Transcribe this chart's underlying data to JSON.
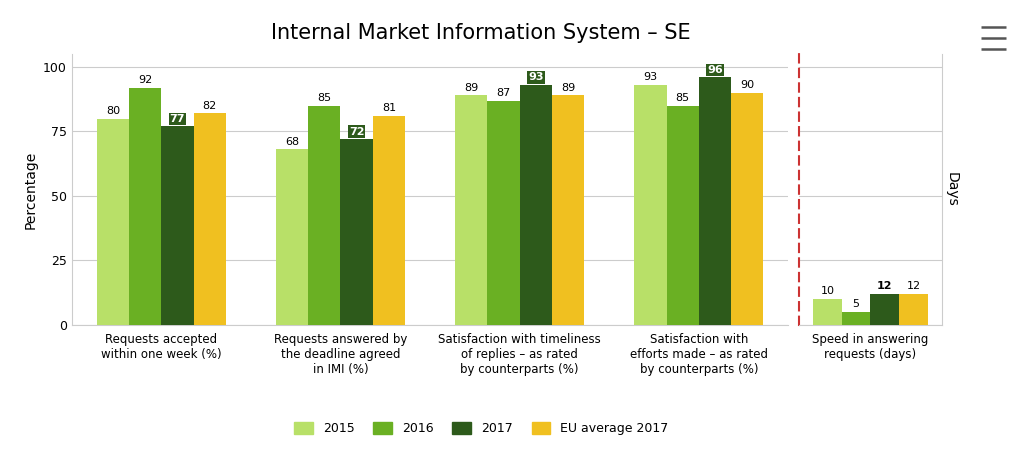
{
  "title": "Internal Market Information System – SE",
  "categories": [
    "Requests accepted\nwithin one week (%)",
    "Requests answered by\nthe deadline agreed\nin IMI (%)",
    "Satisfaction with timeliness\nof replies – as rated\nby counterparts (%)",
    "Satisfaction with\nefforts made – as rated\nby counterparts (%)"
  ],
  "category_days": "Speed in answering\nrequests (days)",
  "series": {
    "2015": [
      80,
      68,
      89,
      93
    ],
    "2016": [
      92,
      85,
      87,
      85
    ],
    "2017": [
      77,
      72,
      93,
      96
    ],
    "EU average 2017": [
      82,
      81,
      89,
      90
    ]
  },
  "series_days": {
    "2015": 10,
    "2016": 5,
    "2017": 12,
    "EU average 2017": 12
  },
  "colors": {
    "2015": "#b8e068",
    "2016": "#6ab023",
    "2017": "#2d5a1b",
    "EU average 2017": "#f0c020"
  },
  "ylabel_left": "Percentage",
  "ylabel_right": "Days",
  "ylim": [
    0,
    105
  ],
  "yticks": [
    0,
    25,
    50,
    75,
    100
  ],
  "background_color": "#ffffff",
  "grid_color": "#cccccc",
  "dashed_line_color": "#cc3333",
  "bar_width": 0.18,
  "legend_labels": [
    "2015",
    "2016",
    "2017",
    "EU average 2017"
  ],
  "title_fontsize": 15,
  "label_fontsize": 8.5,
  "value_fontsize": 8,
  "legend_fontsize": 9
}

> **Objective**:
Exclude the pictures. Write out the remaining data exactly.

> **Answer to this task**:
Transcribe this chart's underlying data to JSON.
{
  "title": "Internal Market Information System – SE",
  "categories": [
    "Requests accepted\nwithin one week (%)",
    "Requests answered by\nthe deadline agreed\nin IMI (%)",
    "Satisfaction with timeliness\nof replies – as rated\nby counterparts (%)",
    "Satisfaction with\nefforts made – as rated\nby counterparts (%)"
  ],
  "category_days": "Speed in answering\nrequests (days)",
  "series": {
    "2015": [
      80,
      68,
      89,
      93
    ],
    "2016": [
      92,
      85,
      87,
      85
    ],
    "2017": [
      77,
      72,
      93,
      96
    ],
    "EU average 2017": [
      82,
      81,
      89,
      90
    ]
  },
  "series_days": {
    "2015": 10,
    "2016": 5,
    "2017": 12,
    "EU average 2017": 12
  },
  "colors": {
    "2015": "#b8e068",
    "2016": "#6ab023",
    "2017": "#2d5a1b",
    "EU average 2017": "#f0c020"
  },
  "ylabel_left": "Percentage",
  "ylabel_right": "Days",
  "ylim": [
    0,
    105
  ],
  "yticks": [
    0,
    25,
    50,
    75,
    100
  ],
  "background_color": "#ffffff",
  "grid_color": "#cccccc",
  "dashed_line_color": "#cc3333",
  "bar_width": 0.18,
  "legend_labels": [
    "2015",
    "2016",
    "2017",
    "EU average 2017"
  ],
  "title_fontsize": 15,
  "label_fontsize": 8.5,
  "value_fontsize": 8,
  "legend_fontsize": 9
}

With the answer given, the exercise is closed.